**Your task:** Copy out each line that mentions the word "accept".

**Supplied information:**

= = =

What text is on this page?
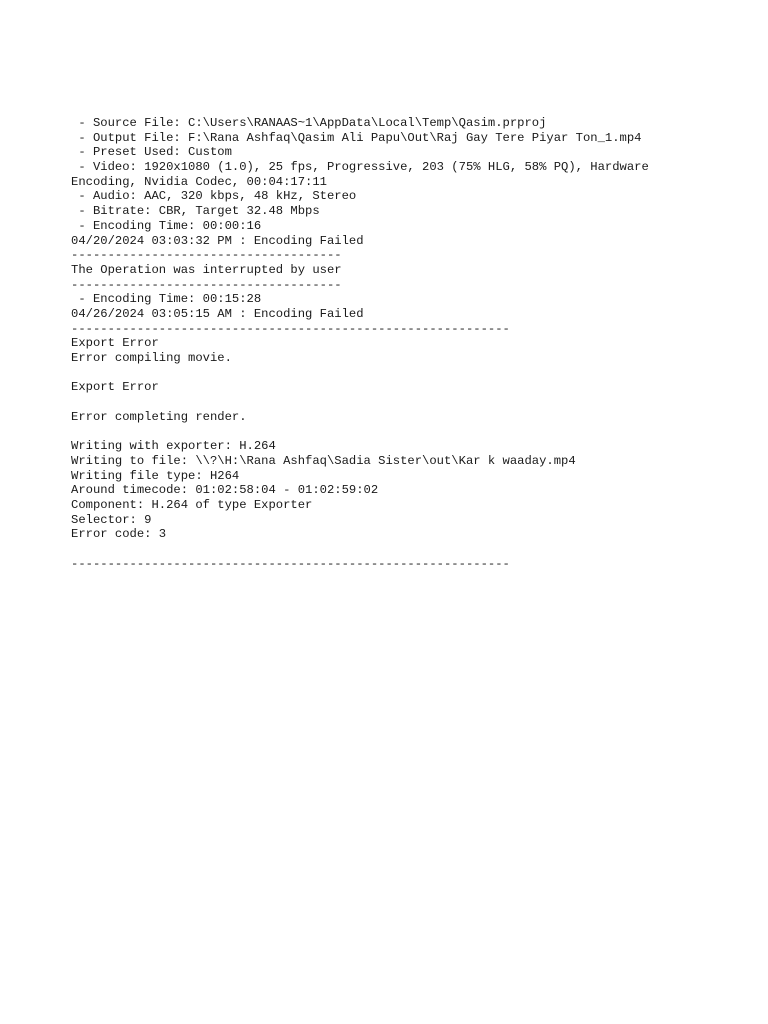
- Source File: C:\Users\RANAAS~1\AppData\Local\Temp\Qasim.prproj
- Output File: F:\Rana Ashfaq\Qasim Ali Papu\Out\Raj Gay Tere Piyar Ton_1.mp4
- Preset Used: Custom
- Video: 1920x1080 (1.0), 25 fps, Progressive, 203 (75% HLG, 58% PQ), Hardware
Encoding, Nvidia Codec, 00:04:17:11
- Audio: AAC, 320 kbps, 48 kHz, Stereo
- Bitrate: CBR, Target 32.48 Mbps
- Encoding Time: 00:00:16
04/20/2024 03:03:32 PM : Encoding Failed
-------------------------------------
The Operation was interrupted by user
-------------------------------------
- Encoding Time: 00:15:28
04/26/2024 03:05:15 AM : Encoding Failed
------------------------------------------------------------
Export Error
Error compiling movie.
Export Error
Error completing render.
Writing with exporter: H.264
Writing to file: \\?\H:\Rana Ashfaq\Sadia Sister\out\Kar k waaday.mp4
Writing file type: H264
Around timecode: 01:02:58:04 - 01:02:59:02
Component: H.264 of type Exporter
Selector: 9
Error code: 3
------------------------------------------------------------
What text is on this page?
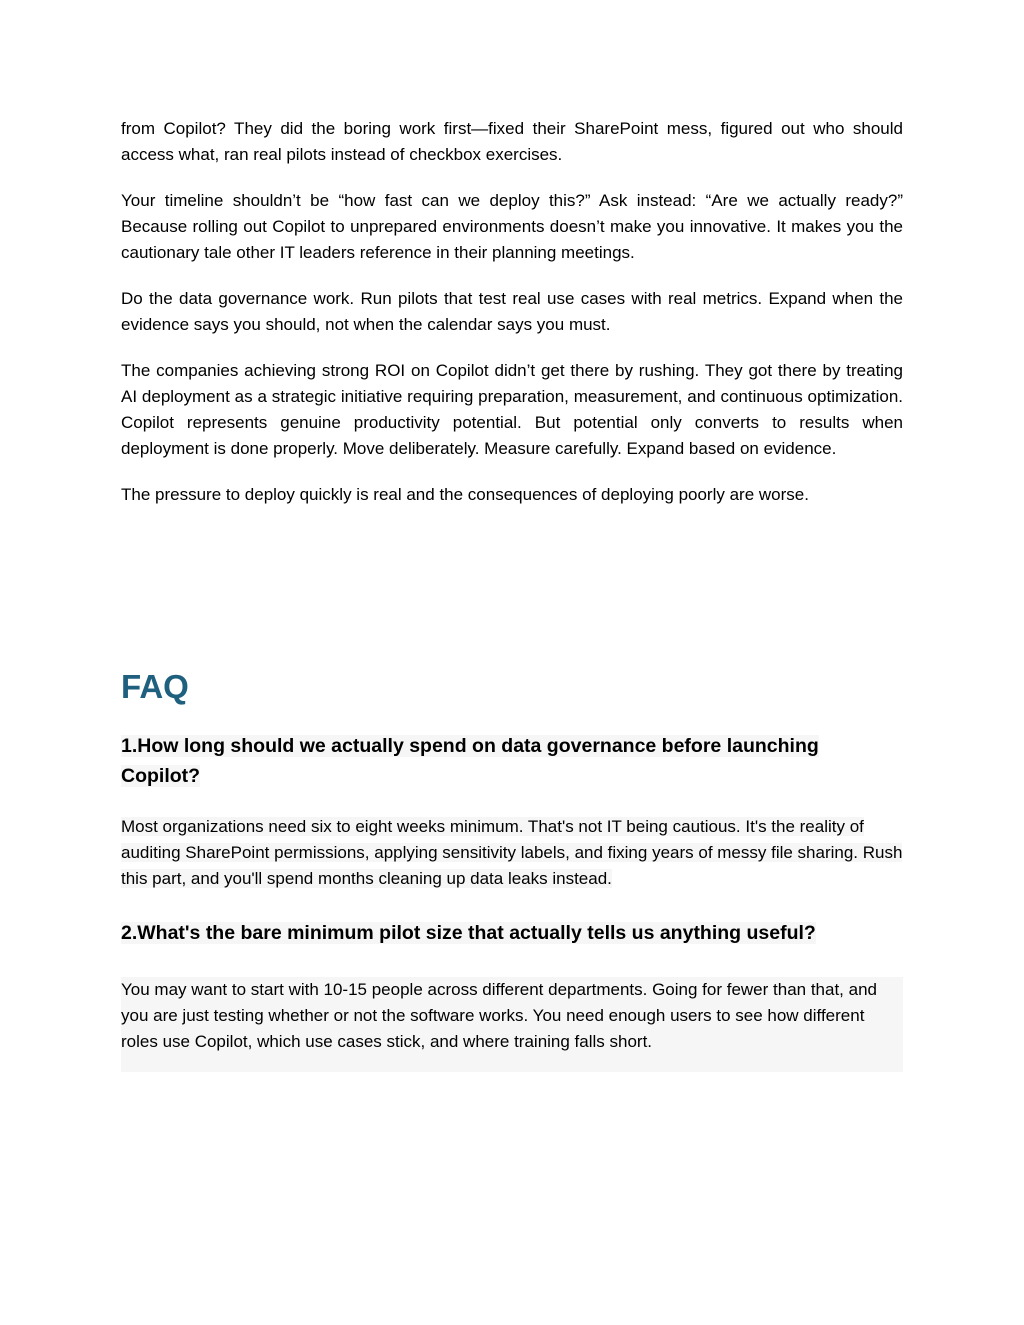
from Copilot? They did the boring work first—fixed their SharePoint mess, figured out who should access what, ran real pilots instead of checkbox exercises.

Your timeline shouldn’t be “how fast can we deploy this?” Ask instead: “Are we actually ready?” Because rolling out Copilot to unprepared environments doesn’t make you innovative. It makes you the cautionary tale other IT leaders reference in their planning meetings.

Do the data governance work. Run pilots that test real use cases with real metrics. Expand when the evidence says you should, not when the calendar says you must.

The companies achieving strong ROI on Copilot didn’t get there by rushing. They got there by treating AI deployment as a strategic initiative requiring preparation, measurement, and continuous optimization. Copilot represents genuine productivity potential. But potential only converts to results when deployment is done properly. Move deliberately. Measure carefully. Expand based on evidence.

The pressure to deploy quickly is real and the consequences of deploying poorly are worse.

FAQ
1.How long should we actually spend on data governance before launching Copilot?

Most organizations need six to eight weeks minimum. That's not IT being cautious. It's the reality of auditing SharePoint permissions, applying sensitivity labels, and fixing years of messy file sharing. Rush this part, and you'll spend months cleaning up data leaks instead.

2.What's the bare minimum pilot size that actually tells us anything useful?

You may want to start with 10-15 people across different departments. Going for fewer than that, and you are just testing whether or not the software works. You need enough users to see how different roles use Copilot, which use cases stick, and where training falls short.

= = =

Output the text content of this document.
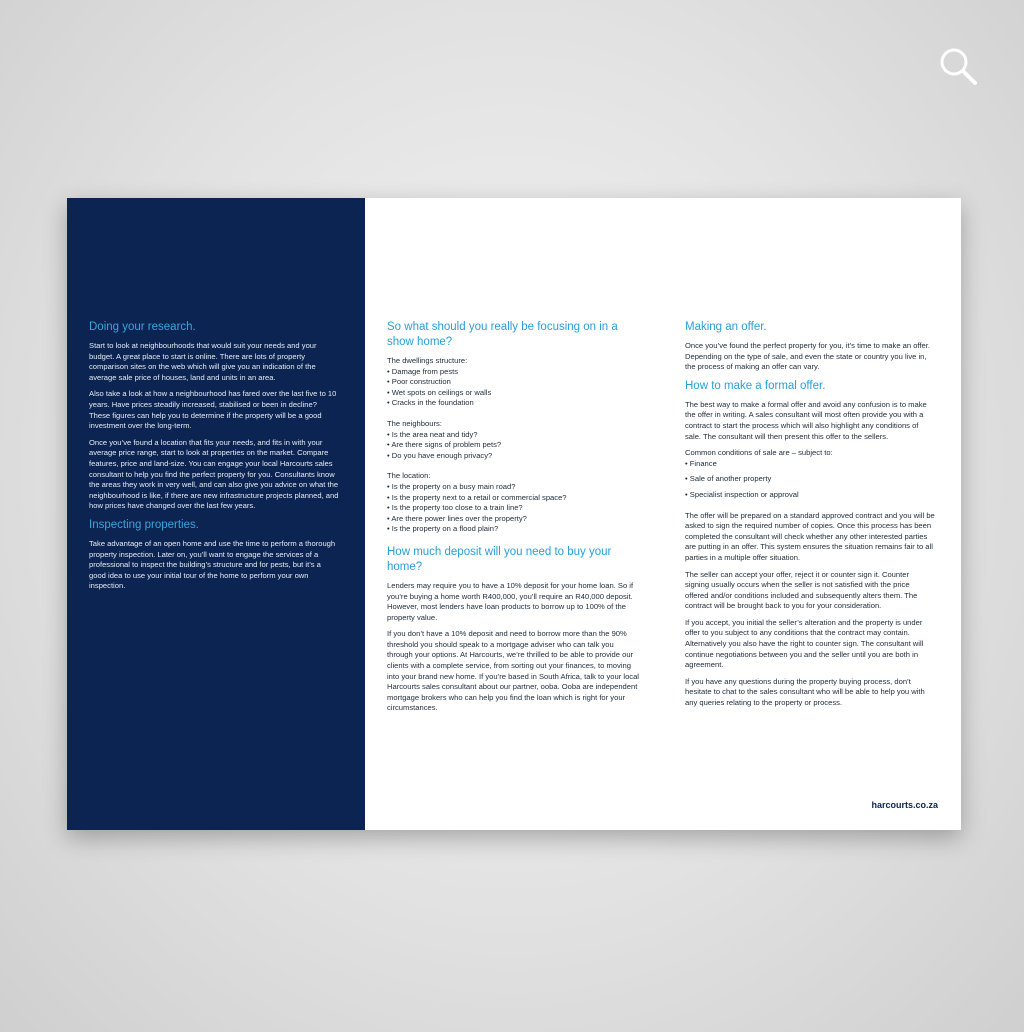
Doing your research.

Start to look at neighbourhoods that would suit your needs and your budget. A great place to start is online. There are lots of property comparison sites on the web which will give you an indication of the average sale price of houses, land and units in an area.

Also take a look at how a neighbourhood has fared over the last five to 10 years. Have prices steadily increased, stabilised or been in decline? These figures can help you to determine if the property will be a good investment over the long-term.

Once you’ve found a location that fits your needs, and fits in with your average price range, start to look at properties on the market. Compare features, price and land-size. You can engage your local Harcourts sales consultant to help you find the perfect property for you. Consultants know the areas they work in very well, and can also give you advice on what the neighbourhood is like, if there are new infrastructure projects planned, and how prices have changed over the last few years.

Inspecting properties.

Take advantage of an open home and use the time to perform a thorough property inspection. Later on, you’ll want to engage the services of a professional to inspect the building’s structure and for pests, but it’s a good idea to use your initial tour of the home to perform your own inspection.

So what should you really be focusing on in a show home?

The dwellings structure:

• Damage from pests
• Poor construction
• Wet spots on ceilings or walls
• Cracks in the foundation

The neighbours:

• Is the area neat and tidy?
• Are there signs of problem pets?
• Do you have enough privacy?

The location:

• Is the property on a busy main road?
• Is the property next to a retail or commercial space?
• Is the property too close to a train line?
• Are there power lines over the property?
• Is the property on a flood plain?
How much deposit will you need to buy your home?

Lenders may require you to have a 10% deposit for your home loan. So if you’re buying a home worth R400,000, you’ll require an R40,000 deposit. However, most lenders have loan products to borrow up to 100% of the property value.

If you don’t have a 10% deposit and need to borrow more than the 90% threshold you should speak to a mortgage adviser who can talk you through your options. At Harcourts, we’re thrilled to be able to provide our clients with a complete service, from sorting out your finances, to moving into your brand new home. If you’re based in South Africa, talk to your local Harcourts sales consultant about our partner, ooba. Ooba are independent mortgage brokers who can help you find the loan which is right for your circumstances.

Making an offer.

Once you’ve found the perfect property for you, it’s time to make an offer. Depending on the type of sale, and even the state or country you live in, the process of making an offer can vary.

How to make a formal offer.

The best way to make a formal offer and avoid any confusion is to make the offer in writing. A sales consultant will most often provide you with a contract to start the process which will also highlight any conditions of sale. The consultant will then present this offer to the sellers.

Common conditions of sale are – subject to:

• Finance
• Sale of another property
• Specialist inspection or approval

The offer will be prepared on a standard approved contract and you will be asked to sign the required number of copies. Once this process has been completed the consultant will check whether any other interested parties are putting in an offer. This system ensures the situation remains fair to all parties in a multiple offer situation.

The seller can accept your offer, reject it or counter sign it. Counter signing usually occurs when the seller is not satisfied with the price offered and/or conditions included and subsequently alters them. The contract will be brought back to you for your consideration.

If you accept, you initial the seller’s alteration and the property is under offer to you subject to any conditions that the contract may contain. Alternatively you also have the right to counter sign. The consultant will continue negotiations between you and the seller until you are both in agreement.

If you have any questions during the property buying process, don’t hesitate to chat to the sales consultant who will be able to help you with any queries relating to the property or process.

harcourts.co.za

= = =

**Output below:**
The seller can accept your offer, reject it or counter sign it. Counter signing usually occurs when the seller is not satisfied with the price offered and/or conditions included and subsequently alters them. The contract will be brought back to you for your consideration.
If you accept, you initial the seller’s alteration and the property is under offer to you subject to any conditions that the contract may contain. Alternatively you also have the right to counter sign. The consultant will continue negotiations between you and the seller until you are both in agreement.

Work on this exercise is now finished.